# Goal of the exercise
Gather the lines below that include the string "JSON", copying each in full.
--- START OF Listed entries ---
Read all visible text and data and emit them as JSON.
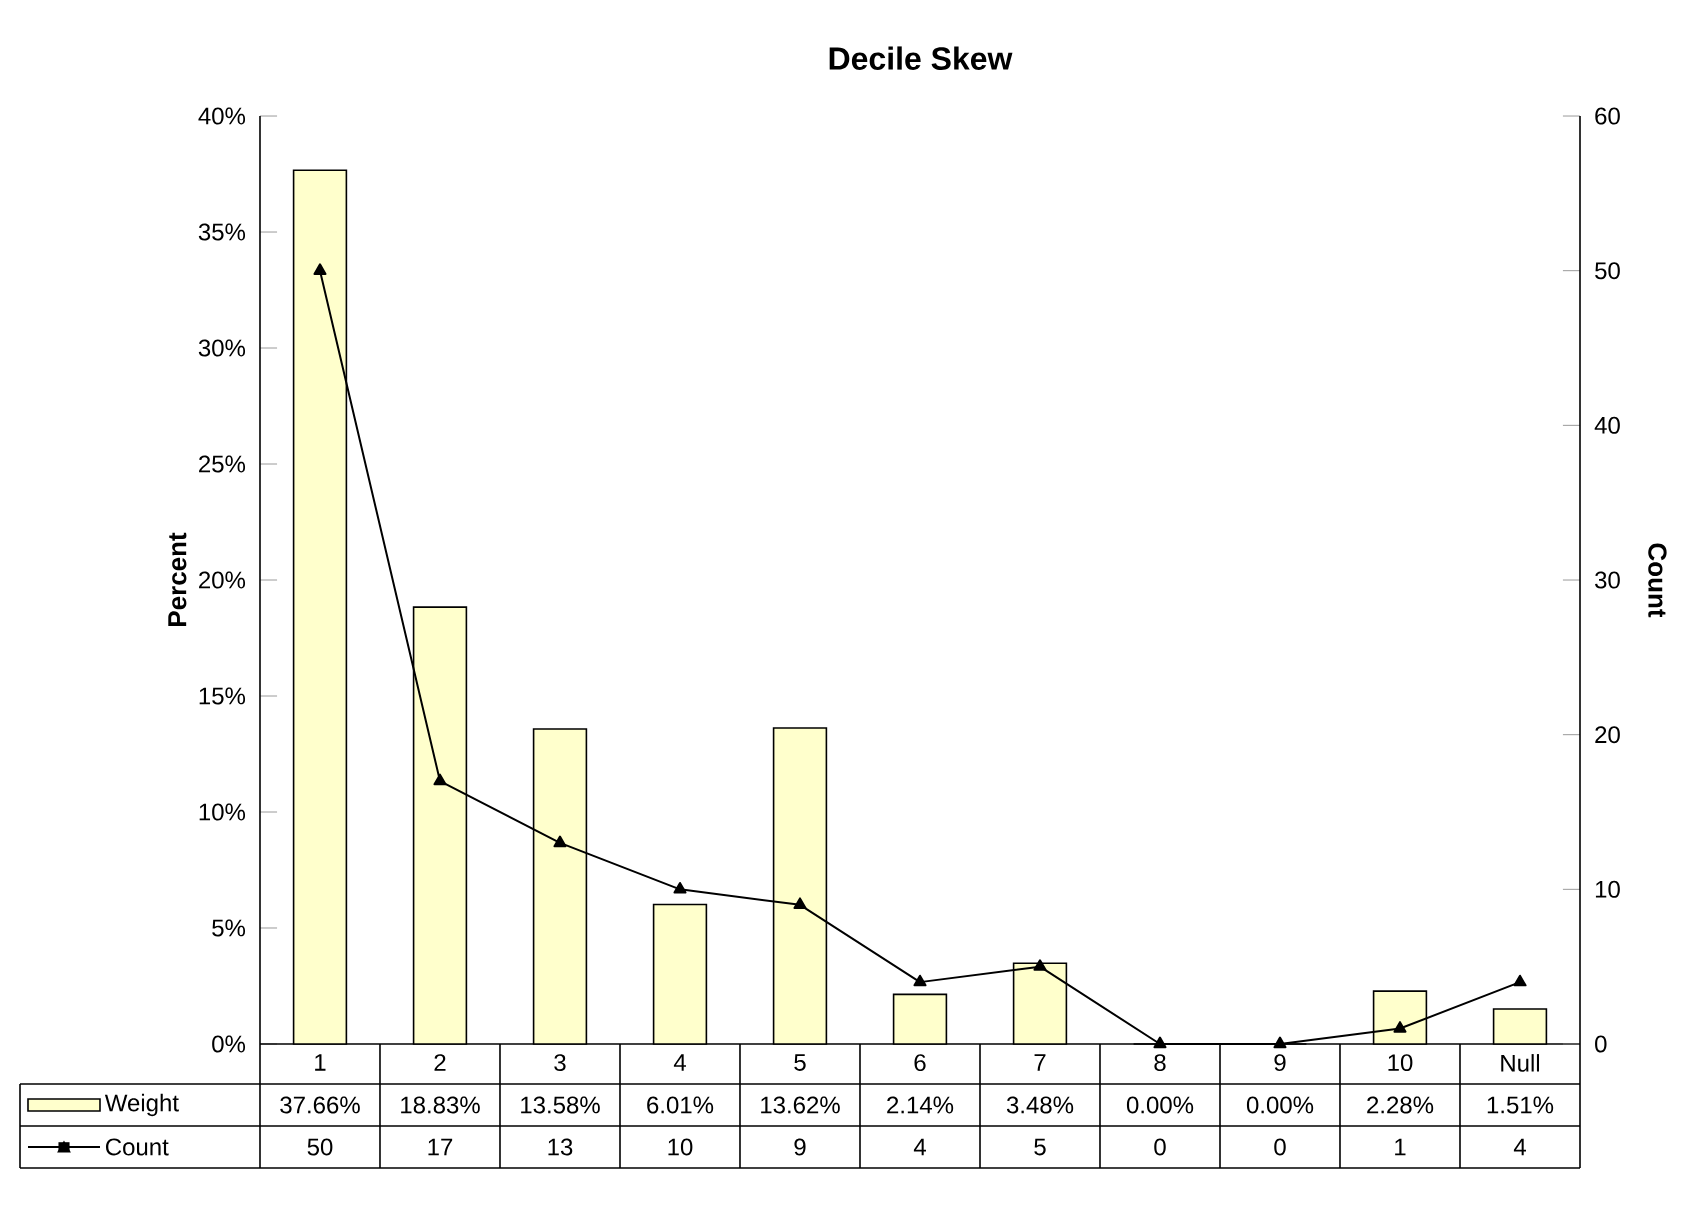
{
  "chart_data": {
    "type": "bar",
    "title": "Decile Skew",
    "ylabel": "Percent",
    "y2label": "Count",
    "categories": [
      "1",
      "2",
      "3",
      "4",
      "5",
      "6",
      "7",
      "8",
      "9",
      "10",
      "Null"
    ],
    "series": [
      {
        "name": "Weight",
        "color": "#ffffcc",
        "values": [
          37.66,
          18.83,
          13.58,
          6.01,
          13.62,
          2.14,
          3.48,
          0.0,
          0.0,
          2.28,
          1.51
        ],
        "value_labels": [
          "37.66%",
          "18.83%",
          "13.58%",
          "6.01%",
          "13.62%",
          "2.14%",
          "3.48%",
          "0.00%",
          "0.00%",
          "2.28%",
          "1.51%"
        ]
      },
      {
        "name": "Count",
        "type": "line",
        "axis": "y2",
        "color": "#000000",
        "values": [
          50,
          17,
          13,
          10,
          9,
          4,
          5,
          0,
          0,
          1,
          4
        ],
        "value_labels": [
          "50",
          "17",
          "13",
          "10",
          "9",
          "4",
          "5",
          "0",
          "0",
          "1",
          "4"
        ]
      }
    ],
    "ylim": [
      0,
      40
    ],
    "yticks": [
      {
        "value": 0,
        "label": "0%"
      },
      {
        "value": 5,
        "label": "5%"
      },
      {
        "value": 10,
        "label": "10%"
      },
      {
        "value": 15,
        "label": "15%"
      },
      {
        "value": 20,
        "label": "20%"
      },
      {
        "value": 25,
        "label": "25%"
      },
      {
        "value": 30,
        "label": "30%"
      },
      {
        "value": 35,
        "label": "35%"
      },
      {
        "value": 40,
        "label": "40%"
      }
    ],
    "y2lim": [
      0,
      60
    ],
    "y2ticks": [
      0,
      10,
      20,
      30,
      40,
      50,
      60
    ],
    "marker": "triangle",
    "legend": "bottom left"
  }
}
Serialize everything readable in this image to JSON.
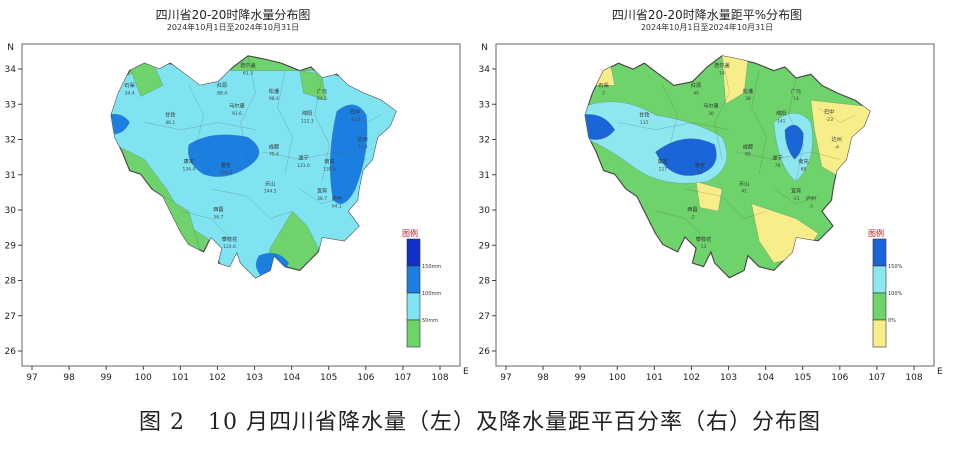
{
  "left": {
    "title": "四川省20-20时降水量分布图",
    "subtitle": "2024年10月1日至2024年10月31日",
    "legend_title": "图例",
    "legend_items": [
      {
        "label": "150mm",
        "color": "#1030c8"
      },
      {
        "label": "100mm",
        "color": "#1a7fe0"
      },
      {
        "label": "50mm",
        "color": "#7fe3f2"
      },
      {
        "label": "",
        "color": "#6ed36a"
      }
    ],
    "stations": [
      {
        "name": "石渠",
        "value": "34.4"
      },
      {
        "name": "若尔盖",
        "value": "61.3"
      },
      {
        "name": "红原",
        "value": "88.4"
      },
      {
        "name": "松潘",
        "value": "98.4"
      },
      {
        "name": "马尔康",
        "value": "91.6"
      },
      {
        "name": "广元",
        "value": "64.5"
      },
      {
        "name": "甘孜",
        "value": "46.1"
      },
      {
        "name": "康定",
        "value": "134.4"
      },
      {
        "name": "雅安",
        "value": "126.6"
      },
      {
        "name": "成都",
        "value": "79.4"
      },
      {
        "name": "绵阳",
        "value": "112.3"
      },
      {
        "name": "巴中",
        "value": "33.5"
      },
      {
        "name": "达州",
        "value": "71.9"
      },
      {
        "name": "南充",
        "value": "130.5"
      },
      {
        "name": "遂宁",
        "value": "123.0"
      },
      {
        "name": "乐山",
        "value": "144.5"
      },
      {
        "name": "宜宾",
        "value": "38.7"
      },
      {
        "name": "泸州",
        "value": "64.1"
      },
      {
        "name": "西昌",
        "value": "56.7"
      },
      {
        "name": "攀枝花",
        "value": "124.6"
      }
    ]
  },
  "right": {
    "title": "四川省20-20时降水量距平%分布图",
    "subtitle": "2024年10月1日至2024年10月31日",
    "legend_title": "图例",
    "legend_items": [
      {
        "label": "150%",
        "color": "#1a66d8"
      },
      {
        "label": "100%",
        "color": "#8ee6ef"
      },
      {
        "label": "0%",
        "color": "#6ed36a"
      },
      {
        "label": "",
        "color": "#f7ee8a"
      }
    ],
    "stations": [
      {
        "name": "石渠",
        "value": "2"
      },
      {
        "name": "若尔盖",
        "value": "14"
      },
      {
        "name": "红原",
        "value": "40"
      },
      {
        "name": "松潘",
        "value": "38"
      },
      {
        "name": "马尔康",
        "value": "30"
      },
      {
        "name": "广元",
        "value": "14"
      },
      {
        "name": "甘孜",
        "value": "115"
      },
      {
        "name": "康定",
        "value": "127"
      },
      {
        "name": "雅安",
        "value": "42"
      },
      {
        "name": "成都",
        "value": "65"
      },
      {
        "name": "绵阳",
        "value": "141"
      },
      {
        "name": "巴中",
        "value": "-23"
      },
      {
        "name": "达州",
        "value": "-4"
      },
      {
        "name": "南充",
        "value": "68"
      },
      {
        "name": "遂宁",
        "value": "78"
      },
      {
        "name": "乐山",
        "value": "41"
      },
      {
        "name": "宜宾",
        "value": "-21"
      },
      {
        "name": "泸州",
        "value": "-3"
      },
      {
        "name": "西昌",
        "value": "-2"
      },
      {
        "name": "攀枝花",
        "value": "13"
      }
    ]
  },
  "axes": {
    "lon_ticks": [
      "97",
      "98",
      "99",
      "100",
      "101",
      "102",
      "103",
      "104",
      "105",
      "106",
      "107",
      "108"
    ],
    "lat_ticks": [
      "34",
      "33",
      "32",
      "31",
      "30",
      "29",
      "28",
      "27",
      "26"
    ],
    "north_label": "N",
    "east_label": "E"
  },
  "caption": "图 2　10 月四川省降水量（左）及降水量距平百分率（右）分布图"
}
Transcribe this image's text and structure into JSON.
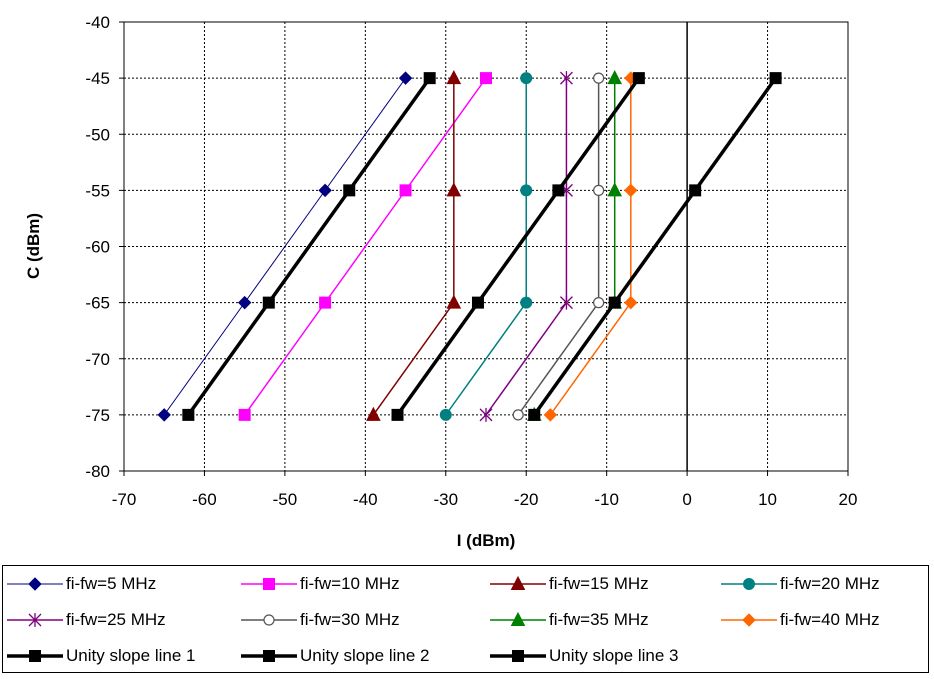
{
  "chart_data": {
    "type": "line",
    "title": "",
    "xlabel": "I (dBm)",
    "ylabel": "C (dBm)",
    "xlim": [
      -70,
      20
    ],
    "ylim": [
      -80,
      -40
    ],
    "xticks": [
      -70,
      -60,
      -50,
      -40,
      -30,
      -20,
      -10,
      0,
      10,
      20
    ],
    "yticks": [
      -40,
      -45,
      -50,
      -55,
      -60,
      -65,
      -70,
      -75,
      -80
    ],
    "grid": "dotted",
    "legend_position": "bottom",
    "series": [
      {
        "name": "fi-fw=5 MHz",
        "color": "#000080",
        "marker": "diamond",
        "width": 1,
        "points": [
          [
            -35,
            -45
          ],
          [
            -45,
            -55
          ],
          [
            -55,
            -65
          ],
          [
            -65,
            -75
          ]
        ]
      },
      {
        "name": "fi-fw=10 MHz",
        "color": "#FF00FF",
        "marker": "square",
        "width": 1.5,
        "points": [
          [
            -25,
            -45
          ],
          [
            -35,
            -55
          ],
          [
            -45,
            -65
          ],
          [
            -55,
            -75
          ]
        ]
      },
      {
        "name": "fi-fw=15 MHz",
        "color": "#800000",
        "marker": "triangle",
        "width": 1.5,
        "points": [
          [
            -29,
            -45
          ],
          [
            -29,
            -55
          ],
          [
            -29,
            -65
          ],
          [
            -39,
            -75
          ]
        ]
      },
      {
        "name": "fi-fw=20 MHz",
        "color": "#008080",
        "marker": "circle",
        "width": 1.5,
        "points": [
          [
            -20,
            -45
          ],
          [
            -20,
            -55
          ],
          [
            -20,
            -65
          ],
          [
            -30,
            -75
          ]
        ]
      },
      {
        "name": "fi-fw=25 MHz",
        "color": "#800080",
        "marker": "star",
        "width": 1.5,
        "points": [
          [
            -15,
            -45
          ],
          [
            -15,
            -55
          ],
          [
            -15,
            -65
          ],
          [
            -25,
            -75
          ]
        ]
      },
      {
        "name": "fi-fw=30 MHz",
        "color": "#555555",
        "marker": "open-circle",
        "width": 1.5,
        "points": [
          [
            -11,
            -45
          ],
          [
            -11,
            -55
          ],
          [
            -11,
            -65
          ],
          [
            -21,
            -75
          ]
        ]
      },
      {
        "name": "fi-fw=35 MHz",
        "color": "#008000",
        "marker": "triangle",
        "width": 1.5,
        "points": [
          [
            -9,
            -45
          ],
          [
            -9,
            -55
          ],
          [
            -9,
            -65
          ],
          [
            -19,
            -75
          ]
        ]
      },
      {
        "name": "fi-fw=40 MHz",
        "color": "#FF6600",
        "marker": "diamond",
        "width": 1.5,
        "points": [
          [
            -7,
            -45
          ],
          [
            -7,
            -55
          ],
          [
            -7,
            -65
          ],
          [
            -17,
            -75
          ]
        ]
      },
      {
        "name": "Unity slope line 1",
        "color": "#000000",
        "marker": "square",
        "width": 3.5,
        "points": [
          [
            -32,
            -45
          ],
          [
            -42,
            -55
          ],
          [
            -52,
            -65
          ],
          [
            -62,
            -75
          ]
        ]
      },
      {
        "name": "Unity slope line 2",
        "color": "#000000",
        "marker": "square",
        "width": 3.5,
        "points": [
          [
            -6,
            -45
          ],
          [
            -16,
            -55
          ],
          [
            -26,
            -65
          ],
          [
            -36,
            -75
          ]
        ]
      },
      {
        "name": "Unity slope line 3",
        "color": "#000000",
        "marker": "square",
        "width": 3.5,
        "points": [
          [
            11,
            -45
          ],
          [
            1,
            -55
          ],
          [
            -9,
            -65
          ],
          [
            -19,
            -75
          ]
        ]
      }
    ]
  }
}
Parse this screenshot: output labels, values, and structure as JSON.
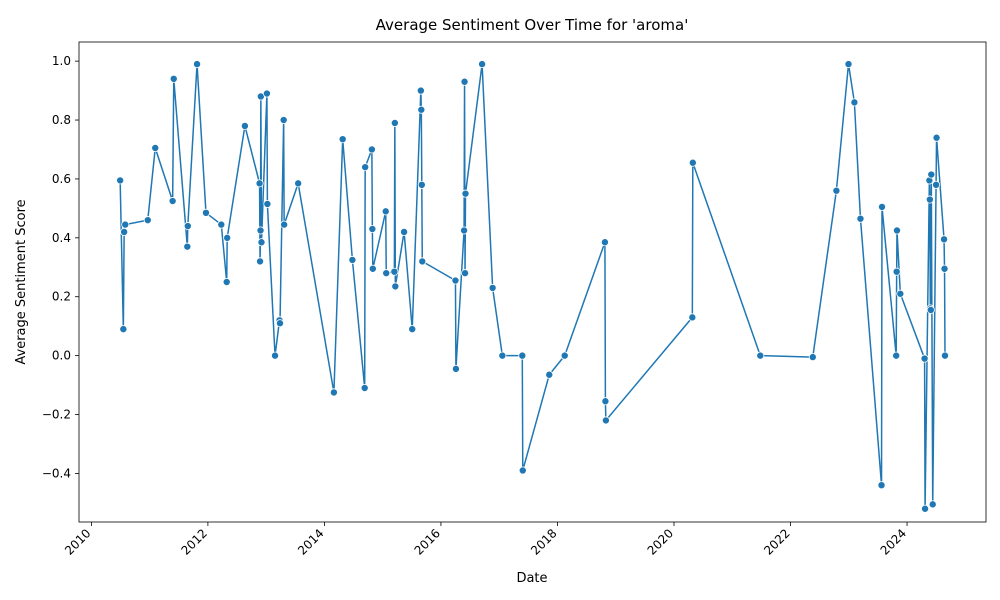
--- END OF Listed entries ---
# The solution
Read all visible text and data and emit them as JSON.
Serialize everything readable in this image to JSON.
Transcribe this image's text and structure into JSON.
Parse this screenshot: output labels, values, and structure as JSON.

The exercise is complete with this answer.